* WHAT IS BEING ASKED: Copy every line in the records below that contains the word "color".

* SUPPLIED RECORDS:
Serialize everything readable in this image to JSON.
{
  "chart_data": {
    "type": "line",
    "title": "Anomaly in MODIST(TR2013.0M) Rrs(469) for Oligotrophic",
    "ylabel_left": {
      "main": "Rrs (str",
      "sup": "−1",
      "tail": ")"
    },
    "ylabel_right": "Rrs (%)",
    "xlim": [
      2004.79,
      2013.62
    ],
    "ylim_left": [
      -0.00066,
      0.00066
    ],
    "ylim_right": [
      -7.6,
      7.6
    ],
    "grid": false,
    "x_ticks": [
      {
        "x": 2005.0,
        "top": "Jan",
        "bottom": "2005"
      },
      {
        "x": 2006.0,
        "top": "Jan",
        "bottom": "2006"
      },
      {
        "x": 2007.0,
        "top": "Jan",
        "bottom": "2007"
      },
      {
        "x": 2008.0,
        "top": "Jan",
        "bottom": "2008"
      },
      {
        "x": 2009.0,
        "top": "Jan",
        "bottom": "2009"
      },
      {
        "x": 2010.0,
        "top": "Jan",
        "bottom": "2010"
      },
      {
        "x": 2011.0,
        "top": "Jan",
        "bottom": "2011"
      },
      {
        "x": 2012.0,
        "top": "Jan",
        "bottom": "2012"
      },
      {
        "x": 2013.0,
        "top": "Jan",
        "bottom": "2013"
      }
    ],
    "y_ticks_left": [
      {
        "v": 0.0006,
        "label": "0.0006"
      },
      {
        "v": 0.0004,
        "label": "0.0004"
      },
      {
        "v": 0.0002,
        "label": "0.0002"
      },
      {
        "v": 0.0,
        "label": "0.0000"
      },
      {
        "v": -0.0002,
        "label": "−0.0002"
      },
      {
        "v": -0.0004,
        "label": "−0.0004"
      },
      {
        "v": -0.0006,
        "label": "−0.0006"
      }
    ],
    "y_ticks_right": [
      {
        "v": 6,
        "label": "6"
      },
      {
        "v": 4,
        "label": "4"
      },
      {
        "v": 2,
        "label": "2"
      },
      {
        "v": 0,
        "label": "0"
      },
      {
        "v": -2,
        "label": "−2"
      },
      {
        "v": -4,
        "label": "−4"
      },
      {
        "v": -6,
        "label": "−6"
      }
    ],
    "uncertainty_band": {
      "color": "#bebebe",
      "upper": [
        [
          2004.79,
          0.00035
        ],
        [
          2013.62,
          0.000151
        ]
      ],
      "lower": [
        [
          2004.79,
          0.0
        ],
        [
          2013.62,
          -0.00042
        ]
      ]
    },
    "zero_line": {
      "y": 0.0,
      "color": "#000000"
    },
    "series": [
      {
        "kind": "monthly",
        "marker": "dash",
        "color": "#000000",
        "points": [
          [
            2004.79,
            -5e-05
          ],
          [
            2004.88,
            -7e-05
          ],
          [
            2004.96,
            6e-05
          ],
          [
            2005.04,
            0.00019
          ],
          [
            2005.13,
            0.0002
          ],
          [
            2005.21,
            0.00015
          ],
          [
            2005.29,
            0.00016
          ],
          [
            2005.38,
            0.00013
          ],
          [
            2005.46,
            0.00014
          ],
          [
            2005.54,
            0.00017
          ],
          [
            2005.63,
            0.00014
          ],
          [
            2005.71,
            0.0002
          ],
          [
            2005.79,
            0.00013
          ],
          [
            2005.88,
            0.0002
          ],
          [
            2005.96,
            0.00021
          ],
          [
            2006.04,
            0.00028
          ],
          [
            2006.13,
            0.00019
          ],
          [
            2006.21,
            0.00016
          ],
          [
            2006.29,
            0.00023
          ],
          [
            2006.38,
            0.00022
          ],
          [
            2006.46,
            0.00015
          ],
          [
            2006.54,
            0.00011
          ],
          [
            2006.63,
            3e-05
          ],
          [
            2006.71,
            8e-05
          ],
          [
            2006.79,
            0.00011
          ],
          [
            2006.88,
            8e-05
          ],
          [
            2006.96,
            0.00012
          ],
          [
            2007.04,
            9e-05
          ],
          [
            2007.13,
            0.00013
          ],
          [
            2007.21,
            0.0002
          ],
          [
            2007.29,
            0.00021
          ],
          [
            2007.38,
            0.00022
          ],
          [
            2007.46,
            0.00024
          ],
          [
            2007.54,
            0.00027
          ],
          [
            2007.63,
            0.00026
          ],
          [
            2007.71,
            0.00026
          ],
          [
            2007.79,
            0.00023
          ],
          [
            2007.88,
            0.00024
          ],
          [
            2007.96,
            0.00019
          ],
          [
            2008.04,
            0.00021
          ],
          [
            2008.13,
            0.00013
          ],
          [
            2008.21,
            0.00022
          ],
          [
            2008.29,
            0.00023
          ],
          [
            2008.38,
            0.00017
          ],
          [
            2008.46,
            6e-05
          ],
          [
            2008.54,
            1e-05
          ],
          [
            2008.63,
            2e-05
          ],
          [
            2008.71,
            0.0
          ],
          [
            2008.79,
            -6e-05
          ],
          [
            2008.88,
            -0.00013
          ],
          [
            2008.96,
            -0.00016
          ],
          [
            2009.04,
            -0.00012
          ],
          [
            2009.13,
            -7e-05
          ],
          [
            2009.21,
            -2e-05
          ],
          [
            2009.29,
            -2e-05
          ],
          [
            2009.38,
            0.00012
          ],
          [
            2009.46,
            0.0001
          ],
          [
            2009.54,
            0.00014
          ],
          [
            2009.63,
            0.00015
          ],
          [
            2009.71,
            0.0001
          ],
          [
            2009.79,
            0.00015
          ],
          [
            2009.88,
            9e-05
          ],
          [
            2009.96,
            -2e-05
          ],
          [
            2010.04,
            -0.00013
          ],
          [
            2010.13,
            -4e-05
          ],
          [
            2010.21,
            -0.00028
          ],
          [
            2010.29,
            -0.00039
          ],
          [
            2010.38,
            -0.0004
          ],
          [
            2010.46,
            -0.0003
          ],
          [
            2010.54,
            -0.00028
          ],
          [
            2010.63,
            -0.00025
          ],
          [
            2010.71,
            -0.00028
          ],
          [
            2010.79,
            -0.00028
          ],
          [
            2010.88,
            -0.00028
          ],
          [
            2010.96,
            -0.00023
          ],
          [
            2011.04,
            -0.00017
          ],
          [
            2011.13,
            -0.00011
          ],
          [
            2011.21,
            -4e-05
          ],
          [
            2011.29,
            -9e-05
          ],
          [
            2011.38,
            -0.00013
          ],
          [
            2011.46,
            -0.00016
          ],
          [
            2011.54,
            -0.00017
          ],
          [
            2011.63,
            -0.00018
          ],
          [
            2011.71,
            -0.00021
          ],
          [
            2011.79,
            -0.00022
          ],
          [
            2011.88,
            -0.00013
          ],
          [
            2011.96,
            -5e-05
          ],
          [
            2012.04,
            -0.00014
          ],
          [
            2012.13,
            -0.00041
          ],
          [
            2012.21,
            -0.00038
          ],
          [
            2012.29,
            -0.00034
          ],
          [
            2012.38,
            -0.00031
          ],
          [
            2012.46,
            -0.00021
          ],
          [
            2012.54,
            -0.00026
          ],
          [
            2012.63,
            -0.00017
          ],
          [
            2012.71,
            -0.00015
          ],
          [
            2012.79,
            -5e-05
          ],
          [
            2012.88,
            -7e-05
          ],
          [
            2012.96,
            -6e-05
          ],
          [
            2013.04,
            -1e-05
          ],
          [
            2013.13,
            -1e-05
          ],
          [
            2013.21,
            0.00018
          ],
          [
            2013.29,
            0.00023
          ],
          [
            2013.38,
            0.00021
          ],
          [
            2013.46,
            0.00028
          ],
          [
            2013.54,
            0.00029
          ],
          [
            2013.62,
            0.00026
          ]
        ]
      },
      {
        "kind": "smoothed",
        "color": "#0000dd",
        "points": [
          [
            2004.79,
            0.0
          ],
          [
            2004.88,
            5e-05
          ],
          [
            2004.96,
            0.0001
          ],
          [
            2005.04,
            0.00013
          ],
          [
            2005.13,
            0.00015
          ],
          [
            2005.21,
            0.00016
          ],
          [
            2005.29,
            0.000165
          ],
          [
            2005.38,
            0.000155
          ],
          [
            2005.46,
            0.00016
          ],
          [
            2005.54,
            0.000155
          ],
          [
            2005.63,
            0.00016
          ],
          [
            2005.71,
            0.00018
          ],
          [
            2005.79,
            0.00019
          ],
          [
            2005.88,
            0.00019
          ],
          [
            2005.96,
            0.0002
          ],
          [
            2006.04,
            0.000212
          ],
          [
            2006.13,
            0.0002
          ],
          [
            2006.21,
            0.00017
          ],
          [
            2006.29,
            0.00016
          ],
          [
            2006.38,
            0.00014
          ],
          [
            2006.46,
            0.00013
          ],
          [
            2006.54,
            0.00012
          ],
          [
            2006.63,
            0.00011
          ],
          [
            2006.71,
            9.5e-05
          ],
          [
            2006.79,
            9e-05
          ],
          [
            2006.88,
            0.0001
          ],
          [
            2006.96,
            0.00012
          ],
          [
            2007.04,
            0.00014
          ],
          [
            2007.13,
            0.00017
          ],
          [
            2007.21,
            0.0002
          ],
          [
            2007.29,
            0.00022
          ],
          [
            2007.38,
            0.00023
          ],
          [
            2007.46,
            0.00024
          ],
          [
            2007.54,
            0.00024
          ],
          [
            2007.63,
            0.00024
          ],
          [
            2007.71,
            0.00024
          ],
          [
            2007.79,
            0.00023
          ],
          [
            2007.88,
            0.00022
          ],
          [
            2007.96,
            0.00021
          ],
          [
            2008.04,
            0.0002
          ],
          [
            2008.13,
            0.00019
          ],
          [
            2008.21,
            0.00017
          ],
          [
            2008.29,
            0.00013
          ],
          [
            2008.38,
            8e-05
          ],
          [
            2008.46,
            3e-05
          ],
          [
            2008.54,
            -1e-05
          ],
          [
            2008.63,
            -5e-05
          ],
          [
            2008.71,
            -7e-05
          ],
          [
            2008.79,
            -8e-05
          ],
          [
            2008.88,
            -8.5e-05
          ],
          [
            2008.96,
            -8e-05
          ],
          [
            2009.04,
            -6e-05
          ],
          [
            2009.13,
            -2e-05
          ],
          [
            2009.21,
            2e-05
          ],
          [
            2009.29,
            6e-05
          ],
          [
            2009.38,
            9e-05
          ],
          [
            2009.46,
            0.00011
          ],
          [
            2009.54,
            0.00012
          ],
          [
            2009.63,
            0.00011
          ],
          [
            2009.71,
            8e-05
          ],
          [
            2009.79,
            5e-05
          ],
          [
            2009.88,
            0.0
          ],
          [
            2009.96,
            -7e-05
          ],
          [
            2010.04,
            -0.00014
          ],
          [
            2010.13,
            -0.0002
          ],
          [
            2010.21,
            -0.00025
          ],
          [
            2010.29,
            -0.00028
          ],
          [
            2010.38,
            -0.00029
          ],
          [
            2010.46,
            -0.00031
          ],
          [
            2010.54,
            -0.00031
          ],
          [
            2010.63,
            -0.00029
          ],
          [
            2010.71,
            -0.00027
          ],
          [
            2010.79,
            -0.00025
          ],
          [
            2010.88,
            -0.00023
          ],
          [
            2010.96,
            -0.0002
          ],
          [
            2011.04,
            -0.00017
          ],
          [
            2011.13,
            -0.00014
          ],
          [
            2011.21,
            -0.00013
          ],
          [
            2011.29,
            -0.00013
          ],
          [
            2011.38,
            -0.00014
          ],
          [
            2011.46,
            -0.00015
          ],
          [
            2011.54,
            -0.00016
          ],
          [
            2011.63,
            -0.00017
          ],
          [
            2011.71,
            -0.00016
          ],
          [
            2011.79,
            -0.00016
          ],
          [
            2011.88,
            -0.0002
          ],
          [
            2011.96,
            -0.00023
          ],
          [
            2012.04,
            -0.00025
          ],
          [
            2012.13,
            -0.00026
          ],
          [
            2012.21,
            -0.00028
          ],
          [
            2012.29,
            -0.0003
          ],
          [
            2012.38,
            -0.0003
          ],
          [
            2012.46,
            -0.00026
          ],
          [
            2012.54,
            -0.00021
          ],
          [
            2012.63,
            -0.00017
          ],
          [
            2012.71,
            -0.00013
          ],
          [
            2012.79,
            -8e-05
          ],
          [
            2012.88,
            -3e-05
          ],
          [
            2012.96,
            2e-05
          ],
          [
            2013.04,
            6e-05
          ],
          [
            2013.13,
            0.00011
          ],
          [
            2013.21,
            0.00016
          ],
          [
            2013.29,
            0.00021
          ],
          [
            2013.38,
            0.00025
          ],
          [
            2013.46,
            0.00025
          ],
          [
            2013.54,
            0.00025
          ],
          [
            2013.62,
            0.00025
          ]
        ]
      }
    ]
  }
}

* RESPONSE TO THIS EXERCISE:
      "color": "#bebebe",
      "color": "#000000"
        "color": "#000000",
        "color": "#0000dd",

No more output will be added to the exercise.